> DATA EXCERPTS:
■ ■ ■ ■ ■ ■ ■
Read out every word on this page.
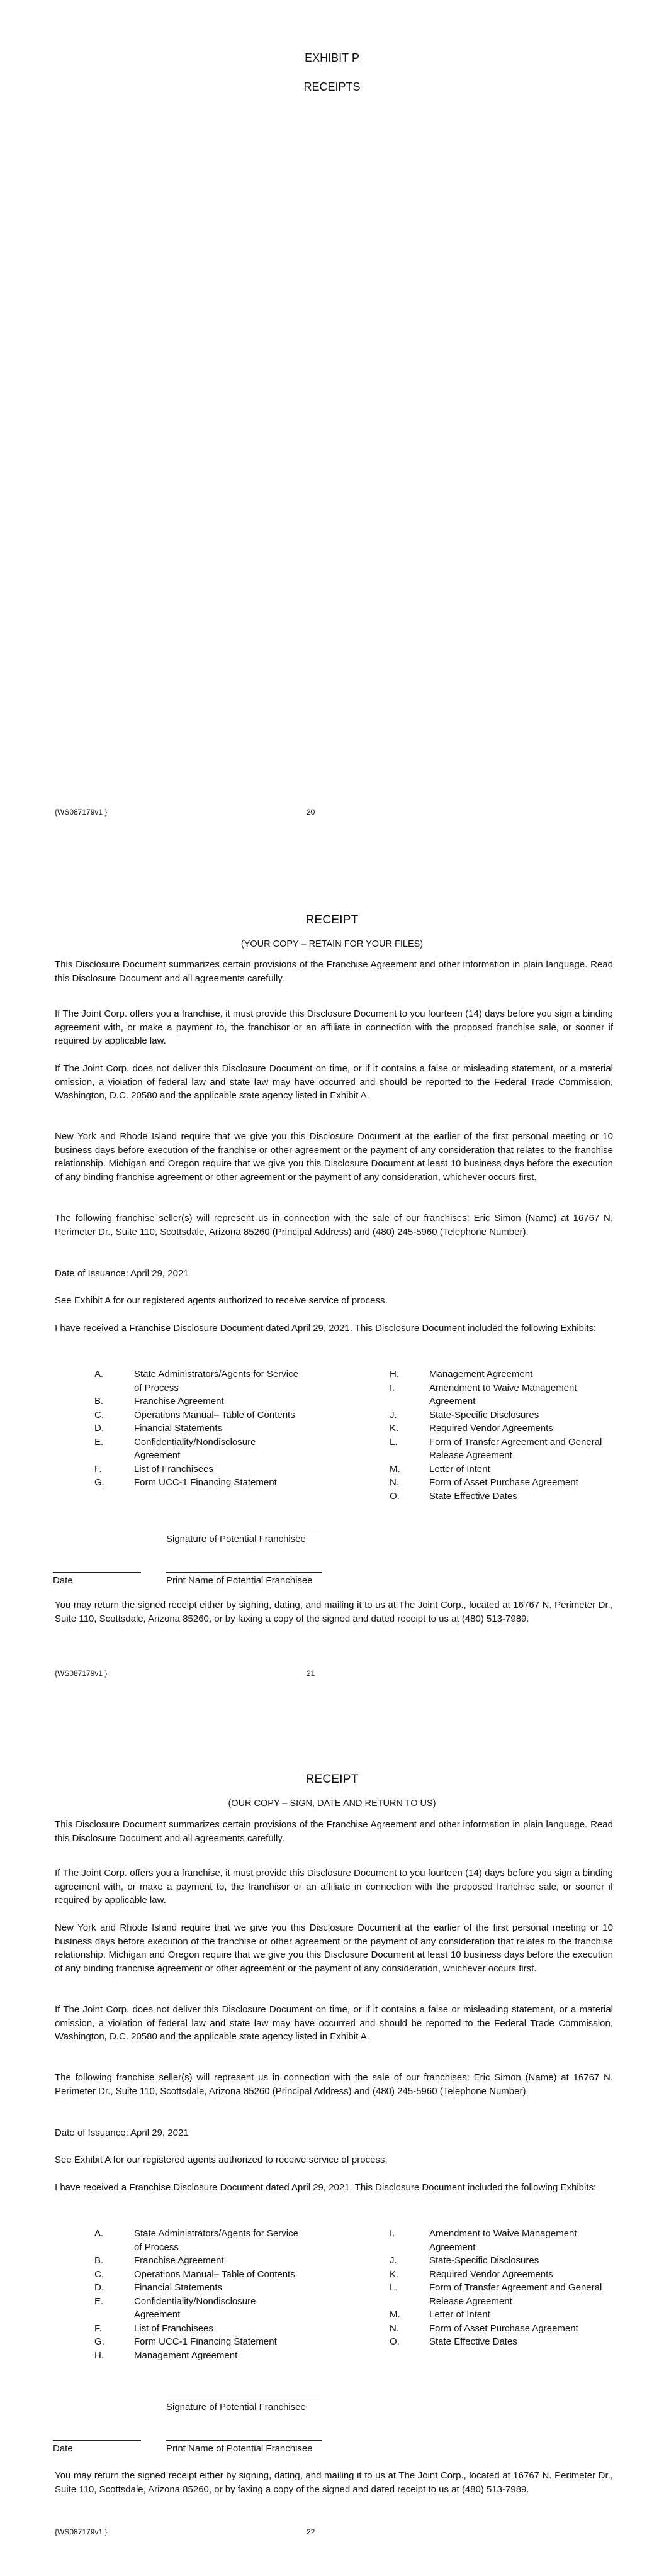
EXHIBIT P
RECEIPTS
{WS087179v1 }	20
RECEIPT
(YOUR COPY – RETAIN FOR YOUR FILES)

This Disclosure Document summarizes certain provisions of the Franchise Agreement and other information in plain language. Read this Disclosure Document and all agreements carefully.

If The Joint Corp. offers you a franchise, it must provide this Disclosure Document to you fourteen (14) days before you sign a binding agreement with, or make a payment to, the franchisor or an affiliate in connection with the proposed franchise sale, or sooner if required by applicable law.

If The Joint Corp. does not deliver this Disclosure Document on time, or if it contains a false or misleading statement, or a material omission, a violation of federal law and state law may have occurred and should be reported to the Federal Trade Commission, Washington, D.C. 20580 and the applicable state agency listed in Exhibit A.

New York and Rhode Island require that we give you this Disclosure Document at the earlier of the first personal meeting or 10 business days before execution of the franchise or other agreement or the payment of any consideration that relates to the franchise relationship. Michigan and Oregon require that we give you this Disclosure Document at least 10 business days before the execution of any binding franchise agreement or other agreement or the payment of any consideration, whichever occurs first.

The following franchise seller(s) will represent us in connection with the sale of our franchises: Eric Simon (Name) at 16767 N. Perimeter Dr., Suite 110, Scottsdale, Arizona 85260 (Principal Address) and (480) 245-5960 (Telephone Number).

Date of Issuance: April 29, 2021

See Exhibit A for our registered agents authorized to receive service of process.

I have received a Franchise Disclosure Document dated April 29, 2021. This Disclosure Document included the following Exhibits:

A.	State Administrators/Agents for Service of Process
B.	Franchise Agreement
C.	Operations Manual– Table of Contents
D.	Financial Statements
E.	Confidentiality/Nondisclosure Agreement
F.	List of Franchisees
G.	Form UCC-1 Financing Statement
H.	Management Agreement
I.	Amendment to Waive Management Agreement
J.	State-Specific Disclosures
K.	Required Vendor Agreements
L.	Form of Transfer Agreement and General Release Agreement
M.	Letter of Intent
N.	Form of Asset Purchase Agreement
O.	State Effective Dates
Signature of Potential Franchisee
Date	Print Name of Potential Franchisee

You may return the signed receipt either by signing, dating, and mailing it to us at The Joint Corp., located at 16767 N. Perimeter Dr., Suite 110, Scottsdale, Arizona 85260, or by faxing a copy of the signed and dated receipt to us at (480) 513-7989.

{WS087179v1 }	21
RECEIPT
(OUR COPY – SIGN, DATE AND RETURN TO US)

This Disclosure Document summarizes certain provisions of the Franchise Agreement and other information in plain language. Read this Disclosure Document and all agreements carefully.

If The Joint Corp. offers you a franchise, it must provide this Disclosure Document to you fourteen (14) days before you sign a binding agreement with, or make a payment to, the franchisor or an affiliate in connection with the proposed franchise sale, or sooner if required by applicable law.

New York and Rhode Island require that we give you this Disclosure Document at the earlier of the first personal meeting or 10 business days before execution of the franchise or other agreement or the payment of any consideration that relates to the franchise relationship. Michigan and Oregon require that we give you this Disclosure Document at least 10 business days before the execution of any binding franchise agreement or other agreement or the payment of any consideration, whichever occurs first.

If The Joint Corp. does not deliver this Disclosure Document on time, or if it contains a false or misleading statement, or a material omission, a violation of federal law and state law may have occurred and should be reported to the Federal Trade Commission, Washington, D.C. 20580 and the applicable state agency listed in Exhibit A.

The following franchise seller(s) will represent us in connection with the sale of our franchises: Eric Simon (Name) at 16767 N. Perimeter Dr., Suite 110, Scottsdale, Arizona 85260 (Principal Address) and (480) 245-5960 (Telephone Number).

Date of Issuance: April 29, 2021

See Exhibit A for our registered agents authorized to receive service of process.

I have received a Franchise Disclosure Document dated April 29, 2021. This Disclosure Document included the following Exhibits:

A.	State Administrators/Agents for Service of Process
B.	Franchise Agreement
C.	Operations Manual– Table of Contents
D.	Financial Statements
E.	Confidentiality/Nondisclosure Agreement
F.	List of Franchisees
G.	Form UCC-1 Financing Statement
H.	Management Agreement
I.	Amendment to Waive Management Agreement
J.	State-Specific Disclosures
K.	Required Vendor Agreements
L.	Form of Transfer Agreement and General Release Agreement
M.	Letter of Intent
N.	Form of Asset Purchase Agreement
O.	State Effective Dates
Signature of Potential Franchisee
Date	Print Name of Potential Franchisee

You may return the signed receipt either by signing, dating, and mailing it to us at The Joint Corp., located at 16767 N. Perimeter Dr., Suite 110, Scottsdale, Arizona 85260, or by faxing a copy of the signed and dated receipt to us at (480) 513-7989.

{WS087179v1 }	22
■ ■ ■ ■ ■ ■ ■
> THE PROBLEM: Write out each line again precisely as it appears, skipping every picture.

> EXPECTED OUTPUT:
Read out every word on this page.
EXHIBIT P
RECEIPTS
{WS087179v1 }	20
RECEIPT
(YOUR COPY – RETAIN FOR YOUR FILES)

This Disclosure Document summarizes certain provisions of the Franchise Agreement and other information in plain language. Read this Disclosure Document and all agreements carefully.

If The Joint Corp. offers you a franchise, it must provide this Disclosure Document to you fourteen (14) days before you sign a binding agreement with, or make a payment to, the franchisor or an affiliate in connection with the proposed franchise sale, or sooner if required by applicable law.

If The Joint Corp. does not deliver this Disclosure Document on time, or if it contains a false or misleading statement, or a material omission, a violation of federal law and state law may have occurred and should be reported to the Federal Trade Commission, Washington, D.C. 20580 and the applicable state agency listed in Exhibit A.

New York and Rhode Island require that we give you this Disclosure Document at the earlier of the first personal meeting or 10 business days before execution of the franchise or other agreement or the payment of any consideration that relates to the franchise relationship. Michigan and Oregon require that we give you this Disclosure Document at least 10 business days before the execution of any binding franchise agreement or other agreement or the payment of any consideration, whichever occurs first.

The following franchise seller(s) will represent us in connection with the sale of our franchises: Eric Simon (Name) at 16767 N. Perimeter Dr., Suite 110, Scottsdale, Arizona 85260 (Principal Address) and (480) 245-5960 (Telephone Number).

Date of Issuance: April 29, 2021

See Exhibit A for our registered agents authorized to receive service of process.

I have received a Franchise Disclosure Document dated April 29, 2021. This Disclosure Document included the following Exhibits:

A.	State Administrators/Agents for Service of Process
B.	Franchise Agreement
C.	Operations Manual– Table of Contents
D.	Financial Statements
E.	Confidentiality/Nondisclosure Agreement
F.	List of Franchisees
G.	Form UCC-1 Financing Statement
H.	Management Agreement
I.	Amendment to Waive Management Agreement
J.	State-Specific Disclosures
K.	Required Vendor Agreements
L.	Form of Transfer Agreement and General Release Agreement
M.	Letter of Intent
N.	Form of Asset Purchase Agreement
O.	State Effective Dates
Signature of Potential Franchisee
Date	Print Name of Potential Franchisee

You may return the signed receipt either by signing, dating, and mailing it to us at The Joint Corp., located at 16767 N. Perimeter Dr., Suite 110, Scottsdale, Arizona 85260, or by faxing a copy of the signed and dated receipt to us at (480) 513-7989.

{WS087179v1 }	21
RECEIPT
(OUR COPY – SIGN, DATE AND RETURN TO US)

This Disclosure Document summarizes certain provisions of the Franchise Agreement and other information in plain language. Read this Disclosure Document and all agreements carefully.

If The Joint Corp. offers you a franchise, it must provide this Disclosure Document to you fourteen (14) days before you sign a binding agreement with, or make a payment to, the franchisor or an affiliate in connection with the proposed franchise sale, or sooner if required by applicable law.

New York and Rhode Island require that we give you this Disclosure Document at the earlier of the first personal meeting or 10 business days before execution of the franchise or other agreement or the payment of any consideration that relates to the franchise relationship. Michigan and Oregon require that we give you this Disclosure Document at least 10 business days before the execution of any binding franchise agreement or other agreement or the payment of any consideration, whichever occurs first.

If The Joint Corp. does not deliver this Disclosure Document on time, or if it contains a false or misleading statement, or a material omission, a violation of federal law and state law may have occurred and should be reported to the Federal Trade Commission, Washington, D.C. 20580 and the applicable state agency listed in Exhibit A.

The following franchise seller(s) will represent us in connection with the sale of our franchises: Eric Simon (Name) at 16767 N. Perimeter Dr., Suite 110, Scottsdale, Arizona 85260 (Principal Address) and (480) 245-5960 (Telephone Number).

Date of Issuance: April 29, 2021

See Exhibit A for our registered agents authorized to receive service of process.

I have received a Franchise Disclosure Document dated April 29, 2021. This Disclosure Document included the following Exhibits:

A.	State Administrators/Agents for Service of Process
B.	Franchise Agreement
C.	Operations Manual– Table of Contents
D.	Financial Statements
E.	Confidentiality/Nondisclosure Agreement
F.	List of Franchisees
G.	Form UCC-1 Financing Statement
H.	Management Agreement
I.	Amendment to Waive Management Agreement
J.	State-Specific Disclosures
K.	Required Vendor Agreements
L.	Form of Transfer Agreement and General Release Agreement
M.	Letter of Intent
N.	Form of Asset Purchase Agreement
O.	State Effective Dates
Signature of Potential Franchisee
Date	Print Name of Potential Franchisee

You may return the signed receipt either by signing, dating, and mailing it to us at The Joint Corp., located at 16767 N. Perimeter Dr., Suite 110, Scottsdale, Arizona 85260, or by faxing a copy of the signed and dated receipt to us at (480) 513-7989.

{WS087179v1 }	22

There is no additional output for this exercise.